* What you will do: From the entries provided below, copy each line that contains the word "divider".

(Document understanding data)
——
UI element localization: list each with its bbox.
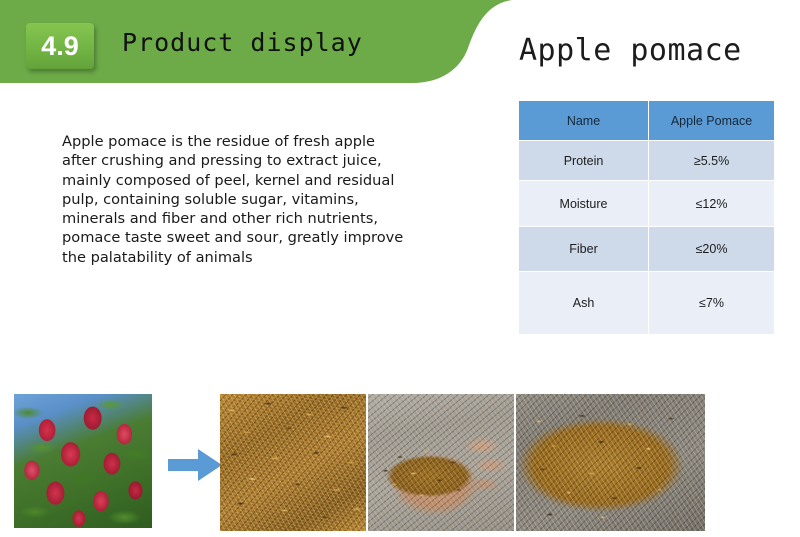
apple-tree-photo [14, 394, 152, 528]
product-name-heading: Apple pomace [519, 33, 742, 68]
table-cell-value: ≤7% [649, 272, 774, 334]
pomace-closeup-photo [516, 394, 705, 531]
table-cell-name: Protein [519, 141, 648, 180]
table-row: Protein ≥5.5% [519, 141, 774, 180]
section-number-label: 4.9 [41, 33, 79, 60]
pomace-hand-photo [368, 394, 514, 531]
pomace-pile-photo [220, 394, 366, 531]
table-header-name: Name [519, 101, 648, 140]
table-cell-value: ≤12% [649, 181, 774, 226]
table-cell-name: Moisture [519, 181, 648, 226]
table-cell-value: ≥5.5% [649, 141, 774, 180]
table-cell-name: Ash [519, 272, 648, 334]
arrow-right-icon [168, 449, 222, 481]
section-number-badge: 4.9 [26, 23, 94, 69]
table-row: Moisture ≤12% [519, 181, 774, 226]
table-row: Fiber ≤20% [519, 227, 774, 271]
specification-table: Name Apple Pomace Protein ≥5.5% Moisture… [518, 100, 775, 335]
table-cell-value: ≤20% [649, 227, 774, 271]
table-row: Ash ≤7% [519, 272, 774, 334]
table-header-row: Name Apple Pomace [519, 101, 774, 140]
product-description: Apple pomace is the residue of fresh app… [62, 132, 414, 267]
table-cell-name: Fiber [519, 227, 648, 271]
table-header-value: Apple Pomace [649, 101, 774, 140]
page-title: Product display [122, 28, 363, 57]
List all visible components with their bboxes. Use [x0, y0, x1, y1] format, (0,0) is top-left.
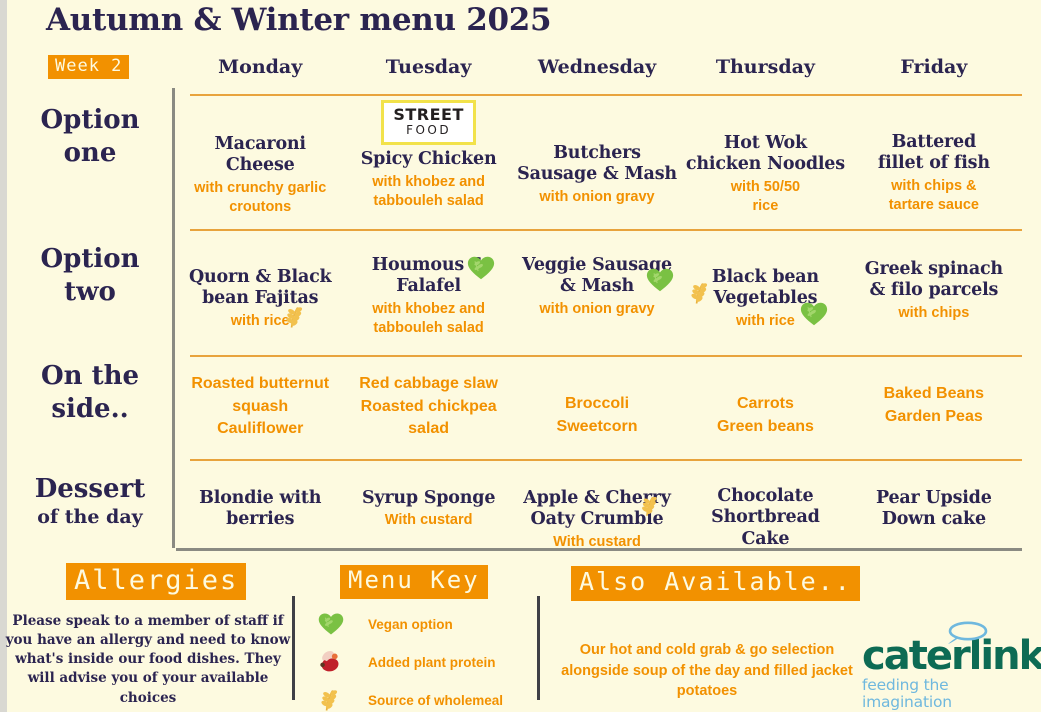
dish-name: Syrup Sponge	[348, 488, 508, 509]
row-label-option-one: Option one	[10, 104, 170, 171]
row-label-dessert: Dessert of the day	[10, 473, 170, 529]
menu-cell: Black beanVegetables with rice	[681, 231, 849, 355]
wholemeal-wheat-icon	[687, 279, 715, 307]
allergies-text: Please speak to a member of staff if you…	[2, 612, 294, 708]
allergies-title: Allergies	[66, 563, 246, 600]
dish-description: with khobez andtabbouleh salad	[348, 300, 508, 339]
vegan-heart-icon	[799, 299, 827, 327]
menu-cell: Apple & CherryOaty Crumble With custard	[513, 461, 681, 548]
menu-cell: MacaroniCheese with crunchy garliccrouto…	[176, 96, 344, 229]
menu-cell: Syrup Sponge With custard	[344, 461, 512, 548]
street-food-line1: STREET	[393, 107, 464, 123]
dish-description: with chips &tartare sauce	[854, 177, 1014, 216]
menu-key-item: Added plant protein	[310, 643, 530, 681]
row-label-line1: Dessert	[10, 473, 170, 506]
dish-description: with onion gravy	[517, 188, 677, 208]
side-items: CarrotsGreen beans	[685, 393, 845, 438]
dish-name: Blondie withberries	[180, 488, 340, 531]
dish-name: Quorn & Blackbean Fajitas	[180, 267, 340, 310]
footer-divider	[292, 596, 295, 700]
row-label-line1: On the	[10, 360, 170, 393]
grid-vertical-divider	[172, 88, 175, 548]
menu-key-label: Vegan option	[352, 617, 453, 632]
menu-key-list: Vegan option Added plant protein	[310, 605, 530, 712]
dish-description: with 50/50rice	[685, 178, 845, 217]
row-label-line1: Option	[10, 104, 170, 137]
side-items: Roasted butternutsquashCauliflower	[180, 373, 340, 441]
dish-description: with rice	[180, 312, 340, 332]
side-items: Red cabbage slawRoasted chickpeasalad	[348, 373, 508, 441]
dish-name: Greek spinach& filo parcels	[854, 259, 1014, 302]
row-label-line2: side..	[10, 393, 170, 426]
dish-description: with khobez andtabbouleh salad	[348, 173, 508, 212]
dish-name: ButchersSausage & Mash	[517, 143, 677, 186]
menu-key-label: Added plant protein	[352, 655, 496, 670]
menu-row-option-one: MacaroniCheese with crunchy garliccrouto…	[176, 96, 1018, 229]
also-available-text: Our hot and cold grab & go selection alo…	[545, 640, 869, 702]
menu-cell: Hot Wokchicken Noodles with 50/50rice	[681, 96, 849, 229]
menu-grid: Monday Tuesday Wednesday Thursday Friday…	[176, 50, 1018, 550]
menu-cell: Quorn & Blackbean Fajitas with rice	[176, 231, 344, 355]
menu-cell: Baked BeansGarden Peas	[850, 357, 1018, 459]
week-badge: Week 2	[48, 55, 129, 79]
dish-name: Hot Wokchicken Noodles	[685, 133, 845, 176]
menu-cell: Pear UpsideDown cake	[850, 461, 1018, 548]
row-label-on-the-side: On the side..	[10, 360, 170, 427]
menu-cell: ButchersSausage & Mash with onion gravy	[513, 96, 681, 229]
row-label-line1: Option	[10, 243, 170, 276]
day-header-row: Monday Tuesday Wednesday Thursday Friday	[176, 50, 1018, 94]
dish-name: Pear UpsideDown cake	[854, 488, 1014, 531]
speech-bubble-icon	[945, 621, 989, 645]
menu-cell: Veggie Sausage& Mash with onion gravy	[513, 231, 681, 355]
wholemeal-wheat-icon	[282, 303, 310, 331]
menu-key-label: Source of wholemeal	[352, 693, 503, 708]
menu-row-option-two: Quorn & Blackbean Fajitas with rice	[176, 231, 1018, 355]
dish-description: With custard	[517, 533, 677, 553]
also-available-title: Also Available..	[571, 566, 860, 601]
menu-cell: Houmous &Falafel with khobez andtabboule…	[344, 231, 512, 355]
menu-cell: Greek spinach& filo parcels with chips	[850, 231, 1018, 355]
row-label-option-two: Option two	[10, 243, 170, 310]
side-items: BroccoliSweetcorn	[517, 393, 677, 438]
day-header-tuesday: Tuesday	[344, 50, 512, 94]
row-label-line2: of the day	[10, 506, 170, 529]
vegan-heart-icon	[466, 253, 494, 281]
page-title: Autumn & Winter menu 2025	[46, 2, 551, 38]
menu-cell: ChocolateShortbread Cake	[681, 461, 849, 548]
menu-cell: CarrotsGreen beans	[681, 357, 849, 459]
dish-description: with onion gravy	[517, 300, 677, 320]
left-edge-strip	[0, 0, 7, 712]
day-header-thursday: Thursday	[681, 50, 849, 94]
street-food-line2: FOOD	[393, 124, 464, 137]
dish-description: with chips	[854, 304, 1014, 324]
logo-tagline: feeding the imagination	[862, 677, 1032, 711]
dish-name: MacaroniCheese	[180, 134, 340, 177]
dish-name: Batteredfillet of fish	[854, 132, 1014, 175]
vegan-heart-icon	[645, 265, 673, 293]
day-header-monday: Monday	[176, 50, 344, 94]
menu-cell: Roasted butternutsquashCauliflower	[176, 357, 344, 459]
menu-key-title: Menu Key	[340, 565, 488, 599]
day-header-friday: Friday	[850, 50, 1018, 94]
dish-name: Spicy Chicken	[348, 149, 508, 170]
wholemeal-wheat-icon	[637, 493, 665, 521]
menu-key-item: Vegan option	[310, 605, 530, 643]
vegan-heart-icon	[310, 610, 352, 638]
side-items: Baked BeansGarden Peas	[854, 383, 1014, 428]
menu-cell: Batteredfillet of fish with chips &tarta…	[850, 96, 1018, 229]
menu-cell: STREET FOOD Spicy Chicken with khobez an…	[344, 96, 512, 229]
menu-cell: BroccoliSweetcorn	[513, 357, 681, 459]
footer-divider	[537, 596, 540, 700]
menu-cell: Blondie withberries	[176, 461, 344, 548]
caterlink-logo: caterlink feeding the imagination	[862, 636, 1032, 711]
menu-page: Autumn & Winter menu 2025 Week 2 Option …	[0, 0, 1041, 712]
dish-description: with crunchy garliccroutons	[180, 179, 340, 218]
day-header-wednesday: Wednesday	[513, 50, 681, 94]
street-food-badge: STREET FOOD	[381, 100, 476, 145]
plant-protein-beans-icon	[310, 647, 352, 677]
wholemeal-wheat-icon	[310, 686, 352, 712]
row-label-line2: one	[10, 137, 170, 170]
row-label-line2: two	[10, 276, 170, 309]
menu-key-item: Source of wholemeal	[310, 681, 530, 712]
menu-row-on-the-side: Roasted butternutsquashCauliflower Red c…	[176, 357, 1018, 459]
dish-name: ChocolateShortbread Cake	[685, 486, 845, 550]
dish-description: With custard	[348, 511, 508, 531]
menu-cell: Red cabbage slawRoasted chickpeasalad	[344, 357, 512, 459]
menu-row-dessert: Blondie withberries Syrup Sponge With cu…	[176, 461, 1018, 548]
——
* Exercise result:
footer-divider	[292, 596, 295, 700]
grid-vertical-divider	[172, 88, 175, 548]
footer-divider	[537, 596, 540, 700]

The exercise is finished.